» WRITTEN TASK
Below are the records. List every line holding the word "serve".

» TASK MATERIAL
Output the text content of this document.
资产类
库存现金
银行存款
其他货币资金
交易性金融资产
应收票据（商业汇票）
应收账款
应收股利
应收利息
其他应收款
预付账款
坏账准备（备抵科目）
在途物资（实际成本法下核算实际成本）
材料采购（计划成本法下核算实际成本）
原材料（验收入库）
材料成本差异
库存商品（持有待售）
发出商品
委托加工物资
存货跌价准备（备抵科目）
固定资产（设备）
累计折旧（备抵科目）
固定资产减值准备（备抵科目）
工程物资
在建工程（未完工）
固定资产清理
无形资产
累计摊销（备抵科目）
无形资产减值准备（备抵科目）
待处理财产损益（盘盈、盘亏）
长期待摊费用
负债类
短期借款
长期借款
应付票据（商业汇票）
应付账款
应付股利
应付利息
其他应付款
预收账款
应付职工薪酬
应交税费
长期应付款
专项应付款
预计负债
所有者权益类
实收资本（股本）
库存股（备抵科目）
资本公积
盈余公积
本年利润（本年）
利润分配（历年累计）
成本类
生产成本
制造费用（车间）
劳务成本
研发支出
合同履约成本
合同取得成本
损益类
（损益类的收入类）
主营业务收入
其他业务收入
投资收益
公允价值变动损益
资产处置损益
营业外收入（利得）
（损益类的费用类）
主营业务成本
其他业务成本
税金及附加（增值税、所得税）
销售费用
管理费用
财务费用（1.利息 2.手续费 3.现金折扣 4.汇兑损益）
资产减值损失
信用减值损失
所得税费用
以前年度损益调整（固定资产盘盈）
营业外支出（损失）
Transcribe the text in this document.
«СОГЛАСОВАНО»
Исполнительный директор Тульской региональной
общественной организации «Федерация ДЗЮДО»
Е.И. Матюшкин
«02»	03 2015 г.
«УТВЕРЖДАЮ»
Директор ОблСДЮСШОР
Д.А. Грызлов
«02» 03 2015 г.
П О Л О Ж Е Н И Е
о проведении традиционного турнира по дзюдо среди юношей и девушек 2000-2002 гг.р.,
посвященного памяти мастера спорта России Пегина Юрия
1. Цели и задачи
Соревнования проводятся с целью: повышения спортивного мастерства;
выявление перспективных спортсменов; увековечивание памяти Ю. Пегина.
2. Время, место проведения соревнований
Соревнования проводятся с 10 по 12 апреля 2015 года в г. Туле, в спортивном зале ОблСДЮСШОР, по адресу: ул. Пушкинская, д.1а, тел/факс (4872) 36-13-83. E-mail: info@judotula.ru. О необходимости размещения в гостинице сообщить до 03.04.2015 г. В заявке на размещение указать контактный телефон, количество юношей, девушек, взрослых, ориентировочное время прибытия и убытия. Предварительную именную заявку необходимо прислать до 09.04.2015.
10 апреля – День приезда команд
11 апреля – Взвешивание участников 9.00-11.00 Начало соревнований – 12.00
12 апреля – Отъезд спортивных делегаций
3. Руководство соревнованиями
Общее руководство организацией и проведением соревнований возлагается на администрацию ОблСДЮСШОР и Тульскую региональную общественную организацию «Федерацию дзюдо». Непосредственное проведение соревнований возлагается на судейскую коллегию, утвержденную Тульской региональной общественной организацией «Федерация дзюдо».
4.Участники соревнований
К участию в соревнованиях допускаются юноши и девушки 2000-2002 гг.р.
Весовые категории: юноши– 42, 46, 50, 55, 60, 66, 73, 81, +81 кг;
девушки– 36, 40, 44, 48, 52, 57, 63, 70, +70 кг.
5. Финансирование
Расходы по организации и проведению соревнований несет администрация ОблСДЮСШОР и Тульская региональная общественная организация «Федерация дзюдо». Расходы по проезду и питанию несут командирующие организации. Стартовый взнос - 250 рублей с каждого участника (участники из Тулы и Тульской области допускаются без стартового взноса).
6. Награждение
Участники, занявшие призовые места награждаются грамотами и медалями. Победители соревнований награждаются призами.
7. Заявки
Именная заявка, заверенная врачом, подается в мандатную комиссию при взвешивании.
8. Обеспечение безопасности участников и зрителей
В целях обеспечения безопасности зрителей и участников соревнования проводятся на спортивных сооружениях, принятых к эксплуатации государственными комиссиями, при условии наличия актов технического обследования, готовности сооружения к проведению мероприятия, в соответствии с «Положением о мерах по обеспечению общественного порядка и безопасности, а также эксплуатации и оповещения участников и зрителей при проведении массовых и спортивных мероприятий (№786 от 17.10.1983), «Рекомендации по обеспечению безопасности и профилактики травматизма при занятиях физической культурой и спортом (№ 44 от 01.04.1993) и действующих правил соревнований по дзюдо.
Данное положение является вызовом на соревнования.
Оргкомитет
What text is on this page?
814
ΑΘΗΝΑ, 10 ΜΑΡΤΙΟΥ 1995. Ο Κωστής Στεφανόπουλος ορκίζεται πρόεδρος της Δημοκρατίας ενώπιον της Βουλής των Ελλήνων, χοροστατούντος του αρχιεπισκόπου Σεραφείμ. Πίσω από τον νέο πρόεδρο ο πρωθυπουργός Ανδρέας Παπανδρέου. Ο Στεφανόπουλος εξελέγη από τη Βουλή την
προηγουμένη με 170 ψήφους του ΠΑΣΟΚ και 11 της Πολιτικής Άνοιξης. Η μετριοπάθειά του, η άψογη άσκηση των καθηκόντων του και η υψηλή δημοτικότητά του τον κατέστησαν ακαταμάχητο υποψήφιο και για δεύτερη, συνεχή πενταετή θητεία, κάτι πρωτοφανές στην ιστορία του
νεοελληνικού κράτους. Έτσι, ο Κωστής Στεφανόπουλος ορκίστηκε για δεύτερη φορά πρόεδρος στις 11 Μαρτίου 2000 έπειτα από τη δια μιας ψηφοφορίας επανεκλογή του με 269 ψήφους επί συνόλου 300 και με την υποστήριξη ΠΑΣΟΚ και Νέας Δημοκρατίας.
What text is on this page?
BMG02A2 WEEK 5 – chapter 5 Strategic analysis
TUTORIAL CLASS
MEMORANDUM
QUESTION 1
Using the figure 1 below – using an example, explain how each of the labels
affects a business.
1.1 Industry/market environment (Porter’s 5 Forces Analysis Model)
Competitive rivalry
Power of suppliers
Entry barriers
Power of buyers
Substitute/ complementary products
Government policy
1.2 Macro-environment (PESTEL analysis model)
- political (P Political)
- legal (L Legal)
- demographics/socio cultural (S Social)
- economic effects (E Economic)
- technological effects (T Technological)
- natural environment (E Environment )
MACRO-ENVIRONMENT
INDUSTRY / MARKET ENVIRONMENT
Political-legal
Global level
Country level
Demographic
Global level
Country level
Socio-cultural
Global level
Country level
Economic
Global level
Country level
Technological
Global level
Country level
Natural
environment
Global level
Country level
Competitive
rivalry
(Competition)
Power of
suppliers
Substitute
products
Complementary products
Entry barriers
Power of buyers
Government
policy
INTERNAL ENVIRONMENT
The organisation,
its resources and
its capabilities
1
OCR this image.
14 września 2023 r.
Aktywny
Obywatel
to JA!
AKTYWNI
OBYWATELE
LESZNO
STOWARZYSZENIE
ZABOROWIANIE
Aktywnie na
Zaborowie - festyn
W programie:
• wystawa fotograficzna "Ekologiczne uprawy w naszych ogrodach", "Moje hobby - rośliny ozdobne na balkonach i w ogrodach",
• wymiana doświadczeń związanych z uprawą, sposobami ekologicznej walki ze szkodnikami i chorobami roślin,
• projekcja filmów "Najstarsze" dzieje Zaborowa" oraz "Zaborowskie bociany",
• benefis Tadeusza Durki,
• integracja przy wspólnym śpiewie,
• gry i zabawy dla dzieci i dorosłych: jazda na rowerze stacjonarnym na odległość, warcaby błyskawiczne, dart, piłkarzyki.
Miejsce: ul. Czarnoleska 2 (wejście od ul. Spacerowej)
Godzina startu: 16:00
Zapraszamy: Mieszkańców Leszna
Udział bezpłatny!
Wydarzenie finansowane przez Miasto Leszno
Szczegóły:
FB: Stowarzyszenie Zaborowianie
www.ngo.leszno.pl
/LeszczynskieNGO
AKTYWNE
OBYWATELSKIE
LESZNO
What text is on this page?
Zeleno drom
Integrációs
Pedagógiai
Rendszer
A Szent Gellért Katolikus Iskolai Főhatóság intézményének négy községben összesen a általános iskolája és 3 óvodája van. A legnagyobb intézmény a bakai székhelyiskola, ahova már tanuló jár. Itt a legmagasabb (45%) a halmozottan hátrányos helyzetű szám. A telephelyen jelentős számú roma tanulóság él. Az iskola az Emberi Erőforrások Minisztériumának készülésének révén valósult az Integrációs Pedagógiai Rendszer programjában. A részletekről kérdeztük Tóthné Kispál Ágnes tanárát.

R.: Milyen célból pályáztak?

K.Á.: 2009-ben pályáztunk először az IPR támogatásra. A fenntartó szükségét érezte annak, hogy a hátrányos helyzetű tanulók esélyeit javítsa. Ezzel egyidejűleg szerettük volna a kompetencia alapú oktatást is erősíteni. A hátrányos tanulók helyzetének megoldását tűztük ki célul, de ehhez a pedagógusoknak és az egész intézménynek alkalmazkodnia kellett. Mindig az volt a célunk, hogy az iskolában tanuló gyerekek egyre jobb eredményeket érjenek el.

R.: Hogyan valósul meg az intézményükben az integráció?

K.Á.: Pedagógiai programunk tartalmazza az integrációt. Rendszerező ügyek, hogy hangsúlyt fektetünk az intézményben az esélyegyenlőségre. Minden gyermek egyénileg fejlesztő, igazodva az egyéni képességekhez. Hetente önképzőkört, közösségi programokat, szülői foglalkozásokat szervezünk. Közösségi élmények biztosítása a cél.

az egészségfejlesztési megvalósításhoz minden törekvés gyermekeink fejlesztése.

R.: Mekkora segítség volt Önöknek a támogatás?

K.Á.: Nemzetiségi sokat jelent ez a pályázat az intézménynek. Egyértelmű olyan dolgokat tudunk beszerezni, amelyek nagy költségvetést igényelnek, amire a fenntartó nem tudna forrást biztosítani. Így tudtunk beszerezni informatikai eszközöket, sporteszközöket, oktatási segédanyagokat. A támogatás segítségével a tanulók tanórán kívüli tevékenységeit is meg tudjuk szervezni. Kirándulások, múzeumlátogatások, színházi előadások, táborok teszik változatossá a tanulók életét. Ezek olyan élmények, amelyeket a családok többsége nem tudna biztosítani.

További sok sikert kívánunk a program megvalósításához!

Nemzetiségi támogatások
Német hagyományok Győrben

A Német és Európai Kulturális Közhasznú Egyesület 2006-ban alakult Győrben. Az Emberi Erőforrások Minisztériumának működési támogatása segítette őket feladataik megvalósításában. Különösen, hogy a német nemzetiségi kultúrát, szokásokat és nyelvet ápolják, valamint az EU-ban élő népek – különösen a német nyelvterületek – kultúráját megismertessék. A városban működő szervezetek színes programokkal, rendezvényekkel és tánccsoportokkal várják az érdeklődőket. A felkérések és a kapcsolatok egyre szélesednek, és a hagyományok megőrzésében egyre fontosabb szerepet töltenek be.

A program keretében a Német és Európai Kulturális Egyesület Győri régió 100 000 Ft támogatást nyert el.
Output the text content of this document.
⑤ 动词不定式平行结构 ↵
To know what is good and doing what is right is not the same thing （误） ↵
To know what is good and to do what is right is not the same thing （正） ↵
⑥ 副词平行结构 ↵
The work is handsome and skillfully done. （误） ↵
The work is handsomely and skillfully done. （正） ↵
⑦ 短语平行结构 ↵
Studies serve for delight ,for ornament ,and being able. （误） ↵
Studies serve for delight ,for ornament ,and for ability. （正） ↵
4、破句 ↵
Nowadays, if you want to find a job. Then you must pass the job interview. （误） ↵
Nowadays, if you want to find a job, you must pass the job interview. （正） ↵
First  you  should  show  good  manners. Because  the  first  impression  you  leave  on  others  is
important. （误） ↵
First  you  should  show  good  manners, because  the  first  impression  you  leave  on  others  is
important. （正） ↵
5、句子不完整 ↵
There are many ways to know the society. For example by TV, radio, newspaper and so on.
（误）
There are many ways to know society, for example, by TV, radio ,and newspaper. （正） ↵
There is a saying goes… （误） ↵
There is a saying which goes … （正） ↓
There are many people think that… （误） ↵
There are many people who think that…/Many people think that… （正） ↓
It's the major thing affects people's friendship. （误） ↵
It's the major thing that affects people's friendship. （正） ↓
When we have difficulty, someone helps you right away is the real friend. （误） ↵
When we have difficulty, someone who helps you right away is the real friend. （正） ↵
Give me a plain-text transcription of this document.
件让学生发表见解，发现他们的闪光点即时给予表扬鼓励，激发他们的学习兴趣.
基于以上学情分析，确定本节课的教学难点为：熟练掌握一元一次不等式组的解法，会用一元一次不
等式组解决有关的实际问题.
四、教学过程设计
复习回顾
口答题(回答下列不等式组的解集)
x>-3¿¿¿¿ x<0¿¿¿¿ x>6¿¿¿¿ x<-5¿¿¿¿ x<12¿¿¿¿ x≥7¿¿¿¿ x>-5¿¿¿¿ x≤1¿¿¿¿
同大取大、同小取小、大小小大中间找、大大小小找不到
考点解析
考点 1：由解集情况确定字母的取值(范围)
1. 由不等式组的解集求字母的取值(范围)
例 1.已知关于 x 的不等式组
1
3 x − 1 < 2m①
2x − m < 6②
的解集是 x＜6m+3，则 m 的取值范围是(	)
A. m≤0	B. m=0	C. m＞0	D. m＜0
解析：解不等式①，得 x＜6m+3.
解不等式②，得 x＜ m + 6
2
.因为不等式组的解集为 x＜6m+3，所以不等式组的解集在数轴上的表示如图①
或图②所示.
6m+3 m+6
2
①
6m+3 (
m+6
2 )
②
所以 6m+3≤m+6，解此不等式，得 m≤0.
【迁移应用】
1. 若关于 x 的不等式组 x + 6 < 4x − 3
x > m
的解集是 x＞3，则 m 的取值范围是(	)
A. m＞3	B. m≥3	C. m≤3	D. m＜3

» ANSWER TO THIS EXERCISE
Studies serve for delight ,for ornament ,and being able. （误） ↵
Studies serve for delight ,for ornament ,and for ability. （正） ↵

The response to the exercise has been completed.